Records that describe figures
###
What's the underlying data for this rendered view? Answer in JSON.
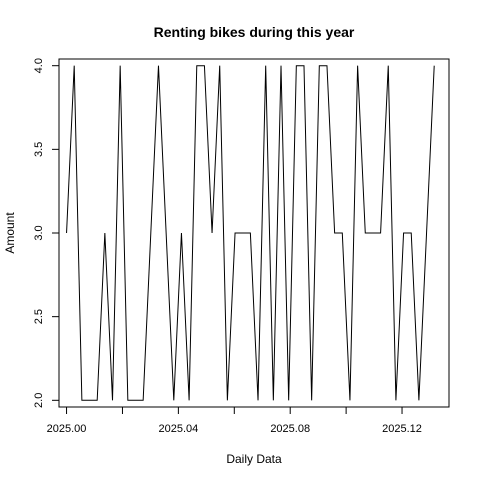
{
  "chart_data": {
    "type": "line",
    "title": "Renting bikes during this year",
    "xlabel": "Daily Data",
    "ylabel": "Amount",
    "xlim": [
      2024.9973,
      2025.1368
    ],
    "ylim": [
      1.96,
      4.04
    ],
    "x_ticks": [
      2025.0,
      2025.04,
      2025.08,
      2025.12
    ],
    "x_tick_labels": [
      "2025.00",
      "2025.04",
      "2025.08",
      "2025.12"
    ],
    "y_ticks": [
      2.0,
      2.5,
      3.0,
      3.5,
      4.0
    ],
    "y_tick_labels": [
      "2.0",
      "2.5",
      "3.0",
      "3.5",
      "4.0"
    ],
    "grid": false,
    "legend": "none",
    "line_color": "#000000",
    "x": [
      2025.0,
      2025.00274,
      2025.00548,
      2025.00822,
      2025.01096,
      2025.0137,
      2025.01644,
      2025.01918,
      2025.02192,
      2025.02466,
      2025.0274,
      2025.03014,
      2025.03288,
      2025.03562,
      2025.03836,
      2025.0411,
      2025.04384,
      2025.04658,
      2025.04932,
      2025.05205,
      2025.05479,
      2025.05753,
      2025.06027,
      2025.06301,
      2025.06575,
      2025.06849,
      2025.07123,
      2025.07397,
      2025.07671,
      2025.07945,
      2025.08219,
      2025.08493,
      2025.08767,
      2025.09041,
      2025.09315,
      2025.09589,
      2025.09863,
      2025.10137,
      2025.10411,
      2025.10685,
      2025.10959,
      2025.11233,
      2025.11507,
      2025.11781,
      2025.12055,
      2025.12329,
      2025.12603,
      2025.12877,
      2025.13151
    ],
    "values": [
      3,
      4,
      2,
      2,
      2,
      3,
      2,
      4,
      2,
      2,
      2,
      3,
      4,
      3,
      2,
      3,
      2,
      4,
      4,
      3,
      4,
      2,
      3,
      3,
      3,
      2,
      4,
      2,
      4,
      2,
      4,
      4,
      2,
      4,
      4,
      3,
      3,
      2,
      4,
      3,
      3,
      3,
      4,
      2,
      3,
      3,
      2,
      3,
      4
    ]
  }
}
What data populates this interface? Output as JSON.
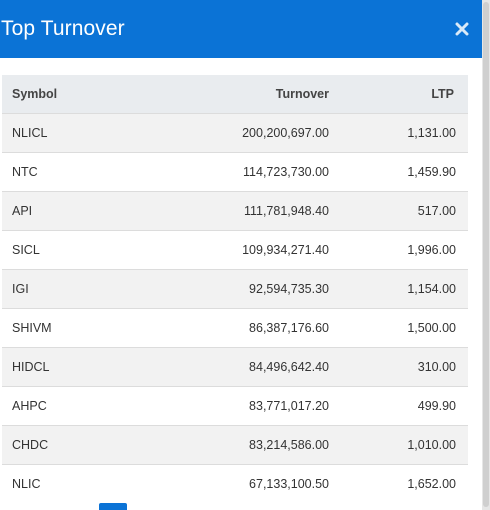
{
  "modal": {
    "title": "Top Turnover",
    "close_icon": "close-icon"
  },
  "table": {
    "headers": {
      "symbol": "Symbol",
      "turnover": "Turnover",
      "ltp": "LTP"
    },
    "rows": [
      {
        "symbol": "NLICL",
        "turnover": "200,200,697.00",
        "ltp": "1,131.00"
      },
      {
        "symbol": "NTC",
        "turnover": "114,723,730.00",
        "ltp": "1,459.90"
      },
      {
        "symbol": "API",
        "turnover": "111,781,948.40",
        "ltp": "517.00"
      },
      {
        "symbol": "SICL",
        "turnover": "109,934,271.40",
        "ltp": "1,996.00"
      },
      {
        "symbol": "IGI",
        "turnover": "92,594,735.30",
        "ltp": "1,154.00"
      },
      {
        "symbol": "SHIVM",
        "turnover": "86,387,176.60",
        "ltp": "1,500.00"
      },
      {
        "symbol": "HIDCL",
        "turnover": "84,496,642.40",
        "ltp": "310.00"
      },
      {
        "symbol": "AHPC",
        "turnover": "83,771,017.20",
        "ltp": "499.90"
      },
      {
        "symbol": "CHDC",
        "turnover": "83,214,586.00",
        "ltp": "1,010.00"
      },
      {
        "symbol": "NLIC",
        "turnover": "67,133,100.50",
        "ltp": "1,652.00"
      }
    ]
  },
  "colors": {
    "header_bg": "#0b73d6",
    "table_head_bg": "#e9ecef",
    "row_stripe": "#f2f2f2"
  }
}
###
[DIRECTIVE]
Repeat the records in full, exactly as they appear, without the pictures.

[SOLUTION]
What's the underlying data for this rendered view? Answer in JSON.
{
  "chart_data": {
    "type": "line",
    "title": "Renting bikes during this year",
    "xlabel": "Daily Data",
    "ylabel": "Amount",
    "xlim": [
      2024.9973,
      2025.1368
    ],
    "ylim": [
      1.96,
      4.04
    ],
    "x_ticks": [
      2025.0,
      2025.04,
      2025.08,
      2025.12
    ],
    "x_tick_labels": [
      "2025.00",
      "2025.04",
      "2025.08",
      "2025.12"
    ],
    "y_ticks": [
      2.0,
      2.5,
      3.0,
      3.5,
      4.0
    ],
    "y_tick_labels": [
      "2.0",
      "2.5",
      "3.0",
      "3.5",
      "4.0"
    ],
    "grid": false,
    "legend": "none",
    "line_color": "#000000",
    "x": [
      2025.0,
      2025.00274,
      2025.00548,
      2025.00822,
      2025.01096,
      2025.0137,
      2025.01644,
      2025.01918,
      2025.02192,
      2025.02466,
      2025.0274,
      2025.03014,
      2025.03288,
      2025.03562,
      2025.03836,
      2025.0411,
      2025.04384,
      2025.04658,
      2025.04932,
      2025.05205,
      2025.05479,
      2025.05753,
      2025.06027,
      2025.06301,
      2025.06575,
      2025.06849,
      2025.07123,
      2025.07397,
      2025.07671,
      2025.07945,
      2025.08219,
      2025.08493,
      2025.08767,
      2025.09041,
      2025.09315,
      2025.09589,
      2025.09863,
      2025.10137,
      2025.10411,
      2025.10685,
      2025.10959,
      2025.11233,
      2025.11507,
      2025.11781,
      2025.12055,
      2025.12329,
      2025.12603,
      2025.12877,
      2025.13151
    ],
    "values": [
      3,
      4,
      2,
      2,
      2,
      3,
      2,
      4,
      2,
      2,
      2,
      3,
      4,
      3,
      2,
      3,
      2,
      4,
      4,
      3,
      4,
      2,
      3,
      3,
      3,
      2,
      4,
      2,
      4,
      2,
      4,
      4,
      2,
      4,
      4,
      3,
      3,
      2,
      4,
      3,
      3,
      3,
      4,
      2,
      3,
      3,
      2,
      3,
      4
    ]
  }
}
What data populates this interface? Output as JSON.
{
  "modal": {
    "title": "Top Turnover",
    "close_icon": "close-icon"
  },
  "table": {
    "headers": {
      "symbol": "Symbol",
      "turnover": "Turnover",
      "ltp": "LTP"
    },
    "rows": [
      {
        "symbol": "NLICL",
        "turnover": "200,200,697.00",
        "ltp": "1,131.00"
      },
      {
        "symbol": "NTC",
        "turnover": "114,723,730.00",
        "ltp": "1,459.90"
      },
      {
        "symbol": "API",
        "turnover": "111,781,948.40",
        "ltp": "517.00"
      },
      {
        "symbol": "SICL",
        "turnover": "109,934,271.40",
        "ltp": "1,996.00"
      },
      {
        "symbol": "IGI",
        "turnover": "92,594,735.30",
        "ltp": "1,154.00"
      },
      {
        "symbol": "SHIVM",
        "turnover": "86,387,176.60",
        "ltp": "1,500.00"
      },
      {
        "symbol": "HIDCL",
        "turnover": "84,496,642.40",
        "ltp": "310.00"
      },
      {
        "symbol": "AHPC",
        "turnover": "83,771,017.20",
        "ltp": "499.90"
      },
      {
        "symbol": "CHDC",
        "turnover": "83,214,586.00",
        "ltp": "1,010.00"
      },
      {
        "symbol": "NLIC",
        "turnover": "67,133,100.50",
        "ltp": "1,652.00"
      }
    ]
  },
  "colors": {
    "header_bg": "#0b73d6",
    "table_head_bg": "#e9ecef",
    "row_stripe": "#f2f2f2"
  }
}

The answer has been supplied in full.